EXTRACT TO READ:
::::

[klee-dev] How to show (get) the negative values returned in klee's .pc files?

David Ramos daramos at stanford.edu
Wed May 1 22:55:46 BST 2013


One observation: the code snippet you provided doesn't create a symbolic value for y. For determinism/reproducibility, KLEE sets uninitialized variables (e.g., y) to "0xabab..." which I think explains those constraints (2880154532 = 0xabababa4).

On May 1, 2013, at 2:07 PM, General Email <general_mail2011 at yahoo.com> wrote:

> Thanks Daniel,
> 
> This is very helpful.
> So, my next question is how does klee generate such a condition based on the following set of commands?!
> 
> klee_assume(!(0<(x+5)));
> klee_assume(y==x+7);
> klee_assert(y<0);
> 
> I would appreciate if you provide me with some guidance of how klee_assume and klee_assert work.
> Again thank you so much for your help.
> 
> From: Daniel Liew <daniel.liew at imperial.ac.uk>
> To: General Email <general_mail2011 at yahoo.com> 
> Cc: klee-dev <klee-dev at imperial.ac.uk> 
> Sent: Wednesday, May 1, 2013 1:01 PM
> Subject: Re: [klee-dev] How to show (get) the negative values returned in klee's .pc files?

::::

EXERCISES:
1. In the mailing list message, which hexadecimal value is given as equal to 2880154532?
2. Echo the mailing list message word for word, starting at "One observation: the" and ending at "(2880154532 = 0xabababa4).".

::::

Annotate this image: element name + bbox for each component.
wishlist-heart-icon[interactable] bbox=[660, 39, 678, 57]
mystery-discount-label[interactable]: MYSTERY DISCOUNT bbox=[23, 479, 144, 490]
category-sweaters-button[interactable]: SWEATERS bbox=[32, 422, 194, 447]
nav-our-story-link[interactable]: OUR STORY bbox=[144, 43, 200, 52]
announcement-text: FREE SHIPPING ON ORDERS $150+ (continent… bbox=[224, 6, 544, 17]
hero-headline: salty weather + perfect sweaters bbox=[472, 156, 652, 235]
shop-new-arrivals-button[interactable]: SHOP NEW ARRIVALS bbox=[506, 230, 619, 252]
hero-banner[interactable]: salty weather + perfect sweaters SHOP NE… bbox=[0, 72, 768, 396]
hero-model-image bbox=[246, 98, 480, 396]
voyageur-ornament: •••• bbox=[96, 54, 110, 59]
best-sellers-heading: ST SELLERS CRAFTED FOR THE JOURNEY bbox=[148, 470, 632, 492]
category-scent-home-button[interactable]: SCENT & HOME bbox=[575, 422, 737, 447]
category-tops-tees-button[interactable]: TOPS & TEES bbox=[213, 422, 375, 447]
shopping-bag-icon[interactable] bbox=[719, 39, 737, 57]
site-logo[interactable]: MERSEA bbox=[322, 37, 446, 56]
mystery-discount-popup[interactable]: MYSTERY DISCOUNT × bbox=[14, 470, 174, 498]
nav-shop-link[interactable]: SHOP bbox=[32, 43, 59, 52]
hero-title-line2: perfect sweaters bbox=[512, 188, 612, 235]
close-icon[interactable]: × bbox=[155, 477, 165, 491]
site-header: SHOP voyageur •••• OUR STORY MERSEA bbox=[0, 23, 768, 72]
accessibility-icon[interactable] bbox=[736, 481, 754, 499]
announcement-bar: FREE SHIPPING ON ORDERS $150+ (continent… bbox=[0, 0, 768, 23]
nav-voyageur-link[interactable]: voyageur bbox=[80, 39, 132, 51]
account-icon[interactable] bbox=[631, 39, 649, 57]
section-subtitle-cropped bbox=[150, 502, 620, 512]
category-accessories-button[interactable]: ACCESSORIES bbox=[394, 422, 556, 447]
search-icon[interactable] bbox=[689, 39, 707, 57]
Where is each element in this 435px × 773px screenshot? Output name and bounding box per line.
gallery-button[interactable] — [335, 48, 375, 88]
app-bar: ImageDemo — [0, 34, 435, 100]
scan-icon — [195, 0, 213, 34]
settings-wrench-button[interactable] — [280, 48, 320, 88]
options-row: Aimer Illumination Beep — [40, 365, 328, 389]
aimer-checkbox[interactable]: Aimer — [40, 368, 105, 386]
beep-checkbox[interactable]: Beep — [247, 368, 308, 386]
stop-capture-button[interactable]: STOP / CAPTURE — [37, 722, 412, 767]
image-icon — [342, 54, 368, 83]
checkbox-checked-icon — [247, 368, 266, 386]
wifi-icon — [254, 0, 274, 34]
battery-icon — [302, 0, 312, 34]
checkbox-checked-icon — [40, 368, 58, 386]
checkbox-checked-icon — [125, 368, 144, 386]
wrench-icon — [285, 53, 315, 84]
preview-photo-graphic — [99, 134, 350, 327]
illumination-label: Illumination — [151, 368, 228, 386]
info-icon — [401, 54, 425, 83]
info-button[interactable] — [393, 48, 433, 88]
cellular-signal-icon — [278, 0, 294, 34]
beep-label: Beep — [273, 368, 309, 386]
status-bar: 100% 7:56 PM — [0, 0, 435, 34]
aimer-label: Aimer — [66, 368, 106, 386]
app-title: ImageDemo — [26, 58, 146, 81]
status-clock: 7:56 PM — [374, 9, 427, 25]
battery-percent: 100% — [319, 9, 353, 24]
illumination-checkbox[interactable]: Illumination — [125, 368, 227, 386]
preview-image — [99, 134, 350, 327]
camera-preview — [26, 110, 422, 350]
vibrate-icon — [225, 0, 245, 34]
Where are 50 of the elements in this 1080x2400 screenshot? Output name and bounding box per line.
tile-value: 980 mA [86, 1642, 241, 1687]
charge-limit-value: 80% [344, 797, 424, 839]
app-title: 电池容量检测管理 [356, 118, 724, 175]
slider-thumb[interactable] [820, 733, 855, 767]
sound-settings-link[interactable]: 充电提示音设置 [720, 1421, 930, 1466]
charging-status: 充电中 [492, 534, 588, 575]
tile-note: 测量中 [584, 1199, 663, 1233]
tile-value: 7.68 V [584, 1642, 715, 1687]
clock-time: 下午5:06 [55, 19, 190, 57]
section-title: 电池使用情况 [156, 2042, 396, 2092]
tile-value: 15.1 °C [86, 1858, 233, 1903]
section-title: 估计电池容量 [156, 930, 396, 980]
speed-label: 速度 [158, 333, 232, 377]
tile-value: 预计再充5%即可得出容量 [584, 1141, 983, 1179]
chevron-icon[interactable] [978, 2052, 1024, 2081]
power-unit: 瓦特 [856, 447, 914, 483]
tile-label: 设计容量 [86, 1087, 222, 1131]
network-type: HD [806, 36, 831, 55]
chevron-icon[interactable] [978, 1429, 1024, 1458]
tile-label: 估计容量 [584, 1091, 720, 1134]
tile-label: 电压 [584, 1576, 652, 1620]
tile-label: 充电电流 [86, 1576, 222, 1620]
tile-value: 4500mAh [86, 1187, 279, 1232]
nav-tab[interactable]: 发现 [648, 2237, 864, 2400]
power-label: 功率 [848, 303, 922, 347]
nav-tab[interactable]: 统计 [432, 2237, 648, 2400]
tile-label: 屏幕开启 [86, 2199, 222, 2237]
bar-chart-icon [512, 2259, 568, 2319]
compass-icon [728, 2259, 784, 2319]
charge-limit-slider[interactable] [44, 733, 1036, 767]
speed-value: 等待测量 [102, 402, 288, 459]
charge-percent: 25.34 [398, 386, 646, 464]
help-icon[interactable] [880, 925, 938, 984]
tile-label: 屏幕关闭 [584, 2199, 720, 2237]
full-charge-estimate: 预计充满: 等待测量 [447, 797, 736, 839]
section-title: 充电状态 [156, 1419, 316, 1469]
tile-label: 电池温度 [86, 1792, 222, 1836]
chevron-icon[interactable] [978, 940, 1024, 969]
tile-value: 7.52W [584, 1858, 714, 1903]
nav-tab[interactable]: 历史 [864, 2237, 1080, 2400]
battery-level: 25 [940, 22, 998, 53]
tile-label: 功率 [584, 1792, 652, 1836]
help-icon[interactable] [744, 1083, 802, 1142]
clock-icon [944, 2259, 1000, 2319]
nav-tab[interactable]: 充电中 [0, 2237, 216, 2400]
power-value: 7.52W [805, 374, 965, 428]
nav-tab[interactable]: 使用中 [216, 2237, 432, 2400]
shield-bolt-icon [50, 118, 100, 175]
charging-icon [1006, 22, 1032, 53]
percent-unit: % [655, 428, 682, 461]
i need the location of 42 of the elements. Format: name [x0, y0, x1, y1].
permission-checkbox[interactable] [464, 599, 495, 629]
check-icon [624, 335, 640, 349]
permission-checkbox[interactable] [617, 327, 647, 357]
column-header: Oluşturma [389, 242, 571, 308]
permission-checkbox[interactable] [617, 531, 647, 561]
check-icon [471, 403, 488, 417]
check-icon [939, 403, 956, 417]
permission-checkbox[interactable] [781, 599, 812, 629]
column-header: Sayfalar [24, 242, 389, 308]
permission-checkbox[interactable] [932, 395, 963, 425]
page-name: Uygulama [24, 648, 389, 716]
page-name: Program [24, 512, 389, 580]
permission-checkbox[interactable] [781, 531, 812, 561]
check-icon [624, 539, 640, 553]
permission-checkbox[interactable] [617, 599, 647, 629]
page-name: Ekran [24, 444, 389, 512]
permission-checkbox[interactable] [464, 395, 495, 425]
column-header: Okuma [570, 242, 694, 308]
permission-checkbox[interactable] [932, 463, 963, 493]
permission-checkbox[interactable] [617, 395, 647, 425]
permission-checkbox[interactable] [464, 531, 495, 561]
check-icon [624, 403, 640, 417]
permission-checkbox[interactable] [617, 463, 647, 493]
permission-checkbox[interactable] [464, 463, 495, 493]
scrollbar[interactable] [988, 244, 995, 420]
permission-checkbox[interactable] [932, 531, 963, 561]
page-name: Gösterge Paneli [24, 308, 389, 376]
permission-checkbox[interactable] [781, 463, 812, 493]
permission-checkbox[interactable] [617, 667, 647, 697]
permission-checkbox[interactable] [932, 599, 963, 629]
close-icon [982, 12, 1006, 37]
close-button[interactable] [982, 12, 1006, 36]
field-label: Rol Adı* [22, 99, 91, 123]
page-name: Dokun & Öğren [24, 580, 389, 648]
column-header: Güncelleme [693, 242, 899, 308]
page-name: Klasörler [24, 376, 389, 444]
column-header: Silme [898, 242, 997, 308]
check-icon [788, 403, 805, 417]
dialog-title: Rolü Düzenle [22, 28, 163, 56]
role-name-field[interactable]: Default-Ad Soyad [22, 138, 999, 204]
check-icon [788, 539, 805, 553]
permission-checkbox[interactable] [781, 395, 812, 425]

::::

EXERCISE RESPONSES:
1. 0xabababa4

2.
One observation: the code snippet you provided doesn't create a symbolic value for y. For determinism/reproducibility, KLEE sets uninitialized variables (e.g., y) to "0xabab..." which I think explains those constraints (2880154532 = 0xabababa4).